GOAL:
Wherever the word "JSON" shows up in a line, please copy that line.

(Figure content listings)
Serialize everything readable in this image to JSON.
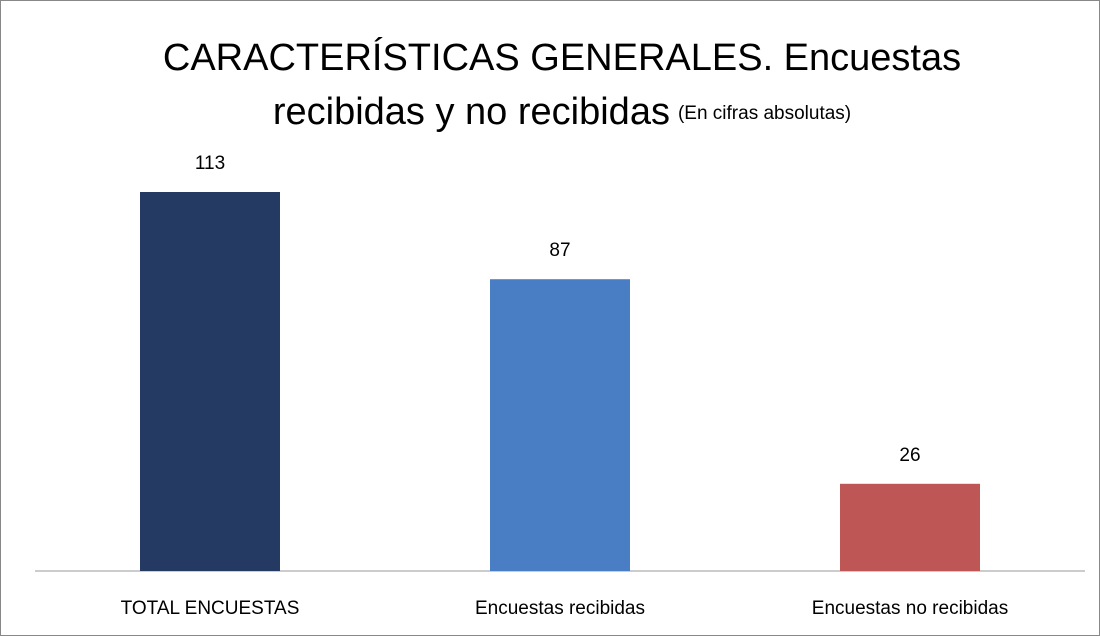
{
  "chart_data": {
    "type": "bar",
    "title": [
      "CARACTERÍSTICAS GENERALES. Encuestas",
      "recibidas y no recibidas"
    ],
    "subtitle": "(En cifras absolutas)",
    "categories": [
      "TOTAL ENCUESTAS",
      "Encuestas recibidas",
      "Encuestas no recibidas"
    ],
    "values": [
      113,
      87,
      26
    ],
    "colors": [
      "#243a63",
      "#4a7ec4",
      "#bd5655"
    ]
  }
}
...
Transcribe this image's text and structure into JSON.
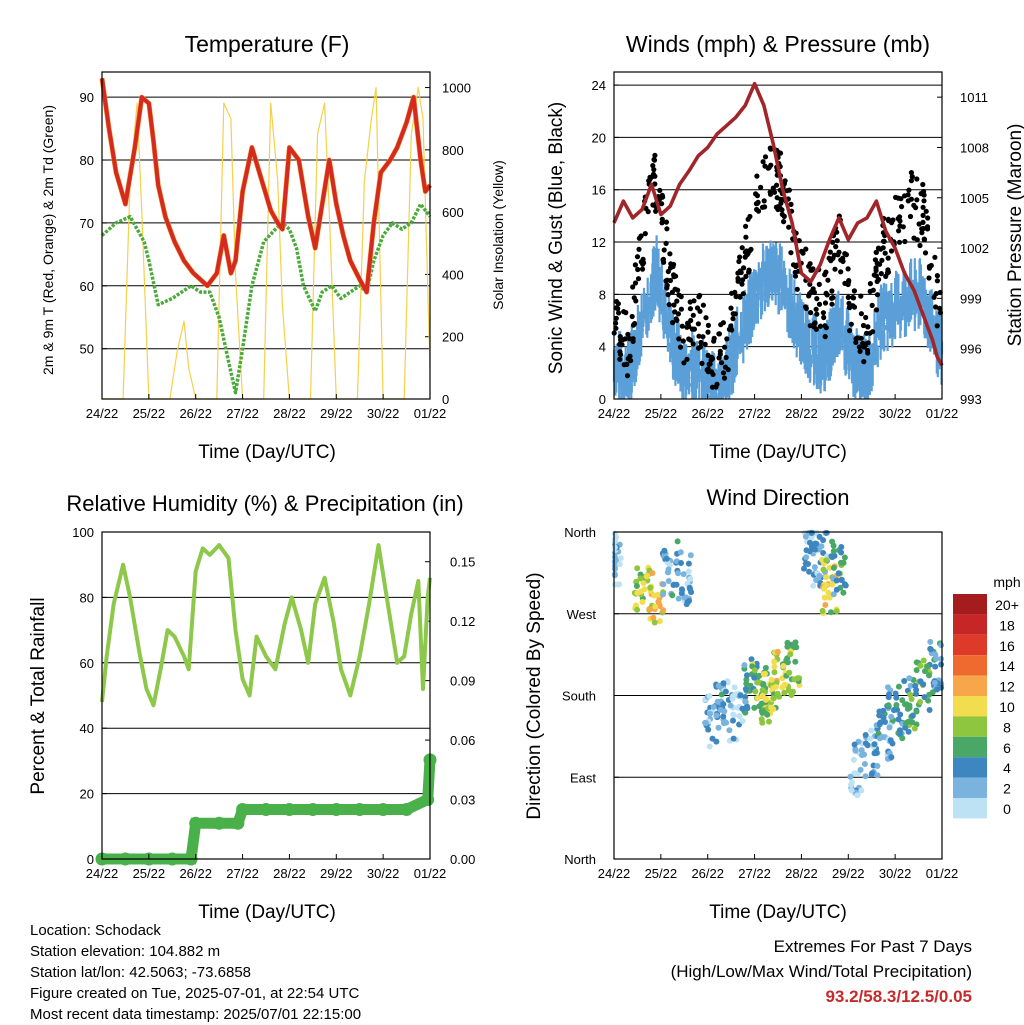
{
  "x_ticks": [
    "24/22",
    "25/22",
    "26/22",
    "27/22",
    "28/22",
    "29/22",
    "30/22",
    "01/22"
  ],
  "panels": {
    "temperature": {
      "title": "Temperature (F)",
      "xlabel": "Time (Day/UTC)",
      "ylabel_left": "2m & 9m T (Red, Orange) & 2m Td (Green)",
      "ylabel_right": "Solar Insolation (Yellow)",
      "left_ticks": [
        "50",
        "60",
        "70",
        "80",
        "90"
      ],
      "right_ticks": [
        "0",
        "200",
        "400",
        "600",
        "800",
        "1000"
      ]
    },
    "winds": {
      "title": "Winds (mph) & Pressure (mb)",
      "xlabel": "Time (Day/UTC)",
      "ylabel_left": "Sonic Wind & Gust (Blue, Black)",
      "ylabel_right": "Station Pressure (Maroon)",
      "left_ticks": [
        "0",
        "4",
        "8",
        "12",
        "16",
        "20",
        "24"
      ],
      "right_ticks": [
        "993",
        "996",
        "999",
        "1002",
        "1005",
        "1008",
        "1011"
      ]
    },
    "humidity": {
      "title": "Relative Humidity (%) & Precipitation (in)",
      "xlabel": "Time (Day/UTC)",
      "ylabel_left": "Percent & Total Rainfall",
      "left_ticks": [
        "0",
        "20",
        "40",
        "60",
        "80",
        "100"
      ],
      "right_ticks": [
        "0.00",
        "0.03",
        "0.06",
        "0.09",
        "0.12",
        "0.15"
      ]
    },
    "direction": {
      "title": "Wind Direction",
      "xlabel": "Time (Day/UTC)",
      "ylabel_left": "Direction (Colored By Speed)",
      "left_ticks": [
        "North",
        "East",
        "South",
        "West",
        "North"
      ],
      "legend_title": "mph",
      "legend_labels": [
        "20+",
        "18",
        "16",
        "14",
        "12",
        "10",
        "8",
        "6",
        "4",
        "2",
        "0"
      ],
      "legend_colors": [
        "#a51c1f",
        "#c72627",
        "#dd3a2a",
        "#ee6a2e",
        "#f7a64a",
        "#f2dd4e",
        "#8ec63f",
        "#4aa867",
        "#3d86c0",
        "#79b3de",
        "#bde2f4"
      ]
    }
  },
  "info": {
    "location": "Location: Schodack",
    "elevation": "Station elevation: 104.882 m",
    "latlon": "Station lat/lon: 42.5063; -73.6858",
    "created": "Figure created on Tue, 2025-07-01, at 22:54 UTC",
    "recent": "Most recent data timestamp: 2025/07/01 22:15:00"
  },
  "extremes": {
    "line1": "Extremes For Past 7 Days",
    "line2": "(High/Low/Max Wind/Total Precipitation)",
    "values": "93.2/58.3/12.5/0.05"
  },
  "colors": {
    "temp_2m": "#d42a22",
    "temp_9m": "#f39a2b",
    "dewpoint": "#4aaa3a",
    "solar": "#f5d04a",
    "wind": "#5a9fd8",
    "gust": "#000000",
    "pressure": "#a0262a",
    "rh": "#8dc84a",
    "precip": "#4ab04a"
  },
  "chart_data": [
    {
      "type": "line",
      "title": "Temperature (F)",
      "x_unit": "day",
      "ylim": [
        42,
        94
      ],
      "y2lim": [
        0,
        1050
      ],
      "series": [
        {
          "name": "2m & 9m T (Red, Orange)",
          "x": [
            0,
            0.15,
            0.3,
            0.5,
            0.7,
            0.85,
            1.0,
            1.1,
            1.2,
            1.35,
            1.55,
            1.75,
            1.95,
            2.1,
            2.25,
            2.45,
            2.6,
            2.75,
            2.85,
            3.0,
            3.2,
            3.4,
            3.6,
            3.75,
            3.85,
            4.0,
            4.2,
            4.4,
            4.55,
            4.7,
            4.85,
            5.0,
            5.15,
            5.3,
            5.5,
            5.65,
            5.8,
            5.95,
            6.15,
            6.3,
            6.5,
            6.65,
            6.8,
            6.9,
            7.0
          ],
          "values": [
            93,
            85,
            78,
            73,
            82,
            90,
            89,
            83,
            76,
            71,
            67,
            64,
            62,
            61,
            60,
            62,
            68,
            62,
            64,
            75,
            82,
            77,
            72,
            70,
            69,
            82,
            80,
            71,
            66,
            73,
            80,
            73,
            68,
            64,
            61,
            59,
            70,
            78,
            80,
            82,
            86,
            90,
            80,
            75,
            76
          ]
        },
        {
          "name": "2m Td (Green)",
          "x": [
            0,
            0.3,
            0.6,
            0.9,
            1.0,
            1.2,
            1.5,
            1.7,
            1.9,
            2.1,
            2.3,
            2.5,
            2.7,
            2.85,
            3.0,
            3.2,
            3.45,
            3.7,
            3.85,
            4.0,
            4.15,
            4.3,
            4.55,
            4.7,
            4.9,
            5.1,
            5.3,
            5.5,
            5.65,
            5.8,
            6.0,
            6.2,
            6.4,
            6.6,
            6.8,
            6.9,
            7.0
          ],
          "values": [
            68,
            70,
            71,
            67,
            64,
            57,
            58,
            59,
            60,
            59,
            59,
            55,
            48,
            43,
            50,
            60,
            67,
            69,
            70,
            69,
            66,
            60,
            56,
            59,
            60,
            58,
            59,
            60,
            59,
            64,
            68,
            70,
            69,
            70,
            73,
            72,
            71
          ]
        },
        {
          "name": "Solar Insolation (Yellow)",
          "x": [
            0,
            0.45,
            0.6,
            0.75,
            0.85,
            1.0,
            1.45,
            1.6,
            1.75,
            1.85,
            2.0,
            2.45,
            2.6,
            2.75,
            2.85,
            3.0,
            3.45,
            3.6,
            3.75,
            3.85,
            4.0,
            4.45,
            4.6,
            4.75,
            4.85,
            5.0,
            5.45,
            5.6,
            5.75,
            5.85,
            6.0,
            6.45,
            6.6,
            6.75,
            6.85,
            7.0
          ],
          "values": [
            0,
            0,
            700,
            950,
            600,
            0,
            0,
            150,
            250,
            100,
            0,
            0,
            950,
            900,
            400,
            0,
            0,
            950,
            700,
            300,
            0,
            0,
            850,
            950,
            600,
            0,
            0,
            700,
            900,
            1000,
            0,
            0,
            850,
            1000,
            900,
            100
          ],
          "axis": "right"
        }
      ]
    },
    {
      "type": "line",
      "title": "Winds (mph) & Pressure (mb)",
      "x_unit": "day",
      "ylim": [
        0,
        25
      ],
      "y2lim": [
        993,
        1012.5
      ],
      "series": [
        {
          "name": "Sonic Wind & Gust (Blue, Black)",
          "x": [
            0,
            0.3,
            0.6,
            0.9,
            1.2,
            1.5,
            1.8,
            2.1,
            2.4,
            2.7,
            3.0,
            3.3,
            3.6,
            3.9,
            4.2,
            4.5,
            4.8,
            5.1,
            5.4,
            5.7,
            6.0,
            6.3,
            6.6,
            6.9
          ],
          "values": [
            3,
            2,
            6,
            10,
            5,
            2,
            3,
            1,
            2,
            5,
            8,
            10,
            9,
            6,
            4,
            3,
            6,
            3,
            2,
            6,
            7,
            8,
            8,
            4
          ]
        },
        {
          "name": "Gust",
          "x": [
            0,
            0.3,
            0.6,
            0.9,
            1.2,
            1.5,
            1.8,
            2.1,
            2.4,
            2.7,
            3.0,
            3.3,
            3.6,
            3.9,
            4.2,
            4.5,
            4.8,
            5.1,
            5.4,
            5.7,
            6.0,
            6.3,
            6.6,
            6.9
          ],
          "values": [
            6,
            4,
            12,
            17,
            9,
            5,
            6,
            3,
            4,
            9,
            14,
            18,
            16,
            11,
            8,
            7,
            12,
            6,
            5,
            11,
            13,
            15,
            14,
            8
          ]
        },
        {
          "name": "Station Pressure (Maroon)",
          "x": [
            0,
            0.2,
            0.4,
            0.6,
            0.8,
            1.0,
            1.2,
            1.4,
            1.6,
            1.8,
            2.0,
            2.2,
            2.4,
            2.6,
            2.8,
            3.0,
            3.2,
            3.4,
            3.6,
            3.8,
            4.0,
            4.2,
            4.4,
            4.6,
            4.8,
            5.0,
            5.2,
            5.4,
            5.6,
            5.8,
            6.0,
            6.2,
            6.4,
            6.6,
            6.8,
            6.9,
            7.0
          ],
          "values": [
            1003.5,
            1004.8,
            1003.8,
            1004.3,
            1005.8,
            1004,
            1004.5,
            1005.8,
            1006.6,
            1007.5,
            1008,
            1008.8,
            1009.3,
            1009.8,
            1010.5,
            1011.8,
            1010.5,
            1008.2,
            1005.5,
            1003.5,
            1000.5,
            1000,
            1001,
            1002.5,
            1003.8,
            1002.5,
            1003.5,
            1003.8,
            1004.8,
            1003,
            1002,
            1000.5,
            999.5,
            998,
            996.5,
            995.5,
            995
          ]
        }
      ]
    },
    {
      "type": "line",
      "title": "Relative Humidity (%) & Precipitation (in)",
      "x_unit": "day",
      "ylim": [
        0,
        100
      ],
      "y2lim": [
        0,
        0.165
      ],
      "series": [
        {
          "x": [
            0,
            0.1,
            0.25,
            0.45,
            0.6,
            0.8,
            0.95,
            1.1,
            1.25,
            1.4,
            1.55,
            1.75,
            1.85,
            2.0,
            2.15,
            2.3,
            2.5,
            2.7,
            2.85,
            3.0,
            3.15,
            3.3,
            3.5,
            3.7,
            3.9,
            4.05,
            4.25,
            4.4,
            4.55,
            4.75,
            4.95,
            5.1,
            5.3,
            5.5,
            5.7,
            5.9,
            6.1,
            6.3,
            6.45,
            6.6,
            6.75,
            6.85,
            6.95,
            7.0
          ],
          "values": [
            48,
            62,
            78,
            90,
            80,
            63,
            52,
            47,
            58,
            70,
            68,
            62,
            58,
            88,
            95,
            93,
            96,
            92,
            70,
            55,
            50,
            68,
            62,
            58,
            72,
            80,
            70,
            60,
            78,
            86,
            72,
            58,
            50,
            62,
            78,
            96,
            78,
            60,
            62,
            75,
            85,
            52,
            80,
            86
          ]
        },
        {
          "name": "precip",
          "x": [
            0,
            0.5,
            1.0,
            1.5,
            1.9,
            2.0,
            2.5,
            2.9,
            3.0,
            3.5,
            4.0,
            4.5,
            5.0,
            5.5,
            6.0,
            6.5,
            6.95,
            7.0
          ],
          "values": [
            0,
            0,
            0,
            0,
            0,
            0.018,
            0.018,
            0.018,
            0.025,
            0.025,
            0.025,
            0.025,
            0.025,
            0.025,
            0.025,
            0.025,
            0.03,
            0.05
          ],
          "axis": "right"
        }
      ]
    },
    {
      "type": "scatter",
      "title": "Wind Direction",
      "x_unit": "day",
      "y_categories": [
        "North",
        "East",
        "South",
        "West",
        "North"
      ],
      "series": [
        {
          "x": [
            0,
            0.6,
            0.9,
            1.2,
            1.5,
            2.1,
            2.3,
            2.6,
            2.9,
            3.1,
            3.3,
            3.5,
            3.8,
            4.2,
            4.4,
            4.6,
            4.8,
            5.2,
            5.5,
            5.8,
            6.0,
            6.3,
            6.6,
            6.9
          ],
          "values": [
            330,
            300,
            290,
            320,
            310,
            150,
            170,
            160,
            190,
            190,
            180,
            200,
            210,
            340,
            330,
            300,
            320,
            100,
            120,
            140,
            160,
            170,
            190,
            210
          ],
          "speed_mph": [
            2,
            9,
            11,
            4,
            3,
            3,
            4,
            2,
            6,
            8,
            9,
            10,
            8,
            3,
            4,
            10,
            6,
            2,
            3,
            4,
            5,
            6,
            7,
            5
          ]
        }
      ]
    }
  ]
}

RESULT OF THE EXERCISE:
Serialize everything readable in this image to JSON.
Transcribe this image's text and structure into JSON.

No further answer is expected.